Repeat the full listing below verbatim and keep the images out.

_STORED RECORDS_.
◆ ◆ ◆ ◆ ◆ ◆ ◆
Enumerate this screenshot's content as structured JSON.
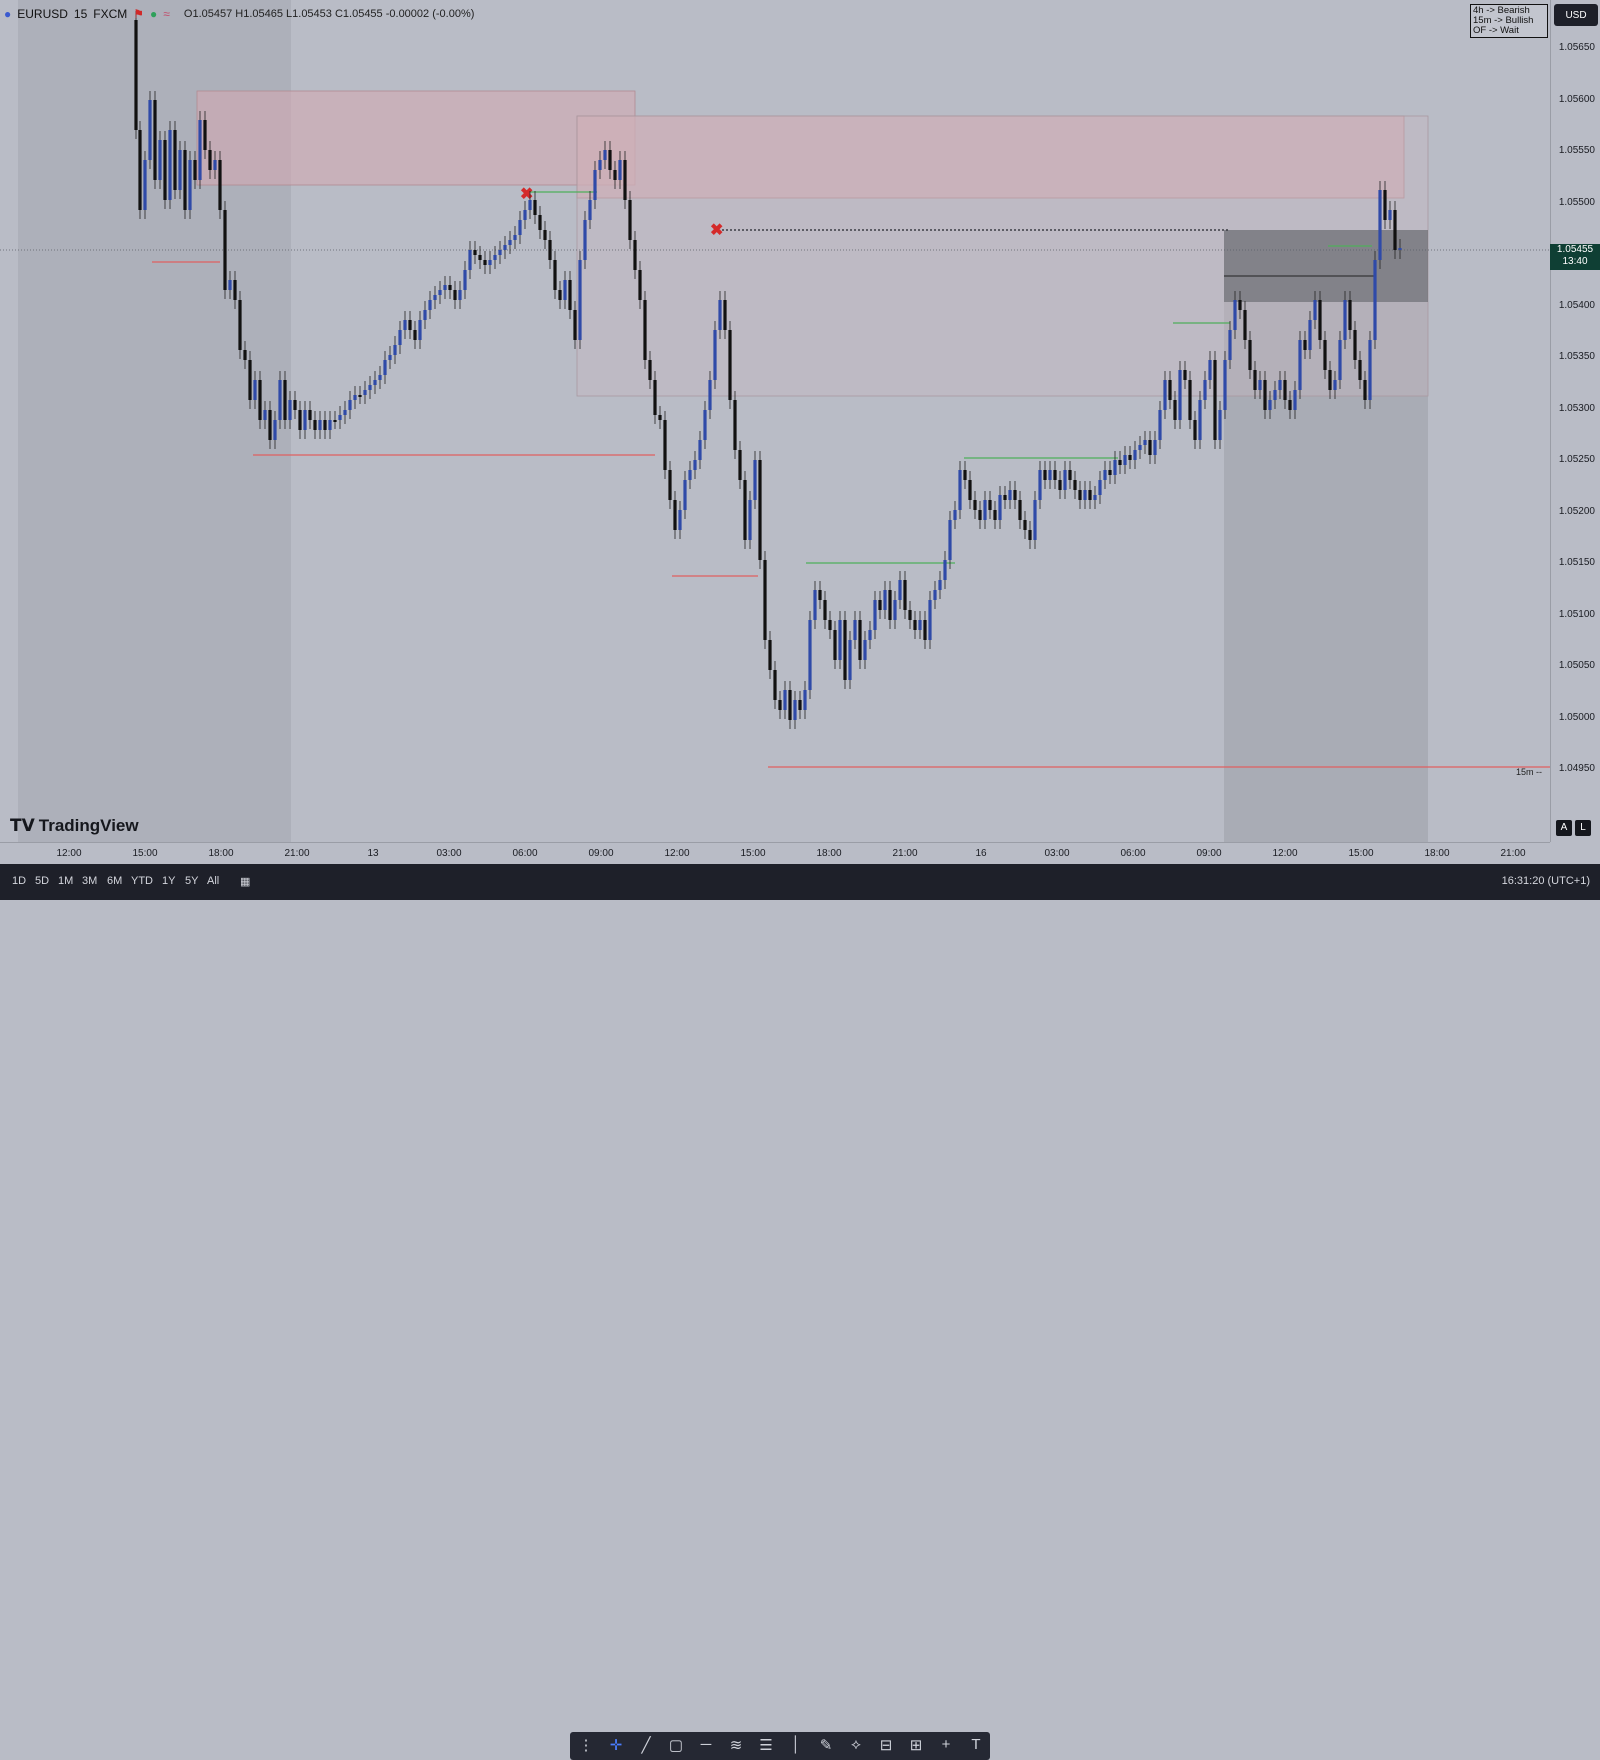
{
  "symbol": {
    "name": "EURUSD",
    "interval": "15",
    "broker": "FXCM"
  },
  "ohlc_text": "O1.05457 H1.05465 L1.05453 C1.05455 -0.00002 (-0.00%)",
  "bias_box": {
    "lines": [
      "4h -> Bearish",
      "15m -> Bullish",
      "OF -> Wait"
    ]
  },
  "currency": "USD",
  "current_price": {
    "price": "1.05455",
    "countdown": "13:40"
  },
  "price_axis": [
    "1.05650",
    "1.05600",
    "1.05550",
    "1.05500",
    "1.05450",
    "1.05400",
    "1.05350",
    "1.05300",
    "1.05250",
    "1.05200",
    "1.05150",
    "1.05100",
    "1.05050",
    "1.05000",
    "1.04950"
  ],
  "time_axis": [
    "12:00",
    "15:00",
    "18:00",
    "21:00",
    "13",
    "03:00",
    "06:00",
    "09:00",
    "12:00",
    "15:00",
    "18:00",
    "21:00",
    "16",
    "03:00",
    "06:00",
    "09:00",
    "12:00",
    "15:00",
    "18:00",
    "21:00"
  ],
  "timeframe_buttons": [
    "1D",
    "5D",
    "1M",
    "3M",
    "6M",
    "YTD",
    "1Y",
    "5Y",
    "All"
  ],
  "clock": "16:31:20 (UTC+1)",
  "brand": "TradingView",
  "label_15m": "15m --",
  "ab": [
    "A",
    "L"
  ],
  "icons": {
    "symbol_icon": "globe-icon",
    "flag": "red-flag-icon",
    "status_dot": "green-dot-icon",
    "wave": "wave-icon",
    "calendar": "calendar-icon",
    "tools": [
      "grip-icon",
      "crosshair-icon",
      "trend-line-icon",
      "rectangle-icon",
      "horizontal-line-icon",
      "channel-icon",
      "fib-icon",
      "vertical-line-icon",
      "pen-icon",
      "pattern-icon",
      "measure-icon",
      "position-icon",
      "cross-icon",
      "text-icon"
    ]
  },
  "colors": {
    "bull": "#2f4aa8",
    "bear": "#111111",
    "supply_zone": "#d5a8b0",
    "demand_line": "#e06060",
    "green_line": "#4fae5b",
    "dark_zone": "#5a5c63"
  }
}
◆ ◆ ◆ ◆ ◆ ◆ ◆
_RESULT FOR THIS EXERCISE_.
Enumerate this screenshot's content as structured JSON.
{
  "symbol": {
    "name": "EURUSD",
    "interval": "15",
    "broker": "FXCM"
  },
  "ohlc_text": "O1.05457 H1.05465 L1.05453 C1.05455 -0.00002 (-0.00%)",
  "bias_box": {
    "lines": [
      "4h -> Bearish",
      "15m -> Bullish",
      "OF -> Wait"
    ]
  },
  "currency": "USD",
  "current_price": {
    "price": "1.05455",
    "countdown": "13:40"
  },
  "price_axis": [
    "1.05650",
    "1.05600",
    "1.05550",
    "1.05500",
    "1.05450",
    "1.05400",
    "1.05350",
    "1.05300",
    "1.05250",
    "1.05200",
    "1.05150",
    "1.05100",
    "1.05050",
    "1.05000",
    "1.04950"
  ],
  "time_axis": [
    "12:00",
    "15:00",
    "18:00",
    "21:00",
    "13",
    "03:00",
    "06:00",
    "09:00",
    "12:00",
    "15:00",
    "18:00",
    "21:00",
    "16",
    "03:00",
    "06:00",
    "09:00",
    "12:00",
    "15:00",
    "18:00",
    "21:00"
  ],
  "timeframe_buttons": [
    "1D",
    "5D",
    "1M",
    "3M",
    "6M",
    "YTD",
    "1Y",
    "5Y",
    "All"
  ],
  "clock": "16:31:20 (UTC+1)",
  "brand": "TradingView",
  "label_15m": "15m --",
  "ab": [
    "A",
    "L"
  ],
  "icons": {
    "symbol_icon": "globe-icon",
    "flag": "red-flag-icon",
    "status_dot": "green-dot-icon",
    "wave": "wave-icon",
    "calendar": "calendar-icon",
    "tools": [
      "grip-icon",
      "crosshair-icon",
      "trend-line-icon",
      "rectangle-icon",
      "horizontal-line-icon",
      "channel-icon",
      "fib-icon",
      "vertical-line-icon",
      "pen-icon",
      "pattern-icon",
      "measure-icon",
      "position-icon",
      "cross-icon",
      "text-icon"
    ]
  },
  "colors": {
    "bull": "#2f4aa8",
    "bear": "#111111",
    "supply_zone": "#d5a8b0",
    "demand_line": "#e06060",
    "green_line": "#4fae5b",
    "dark_zone": "#5a5c63"
  }
}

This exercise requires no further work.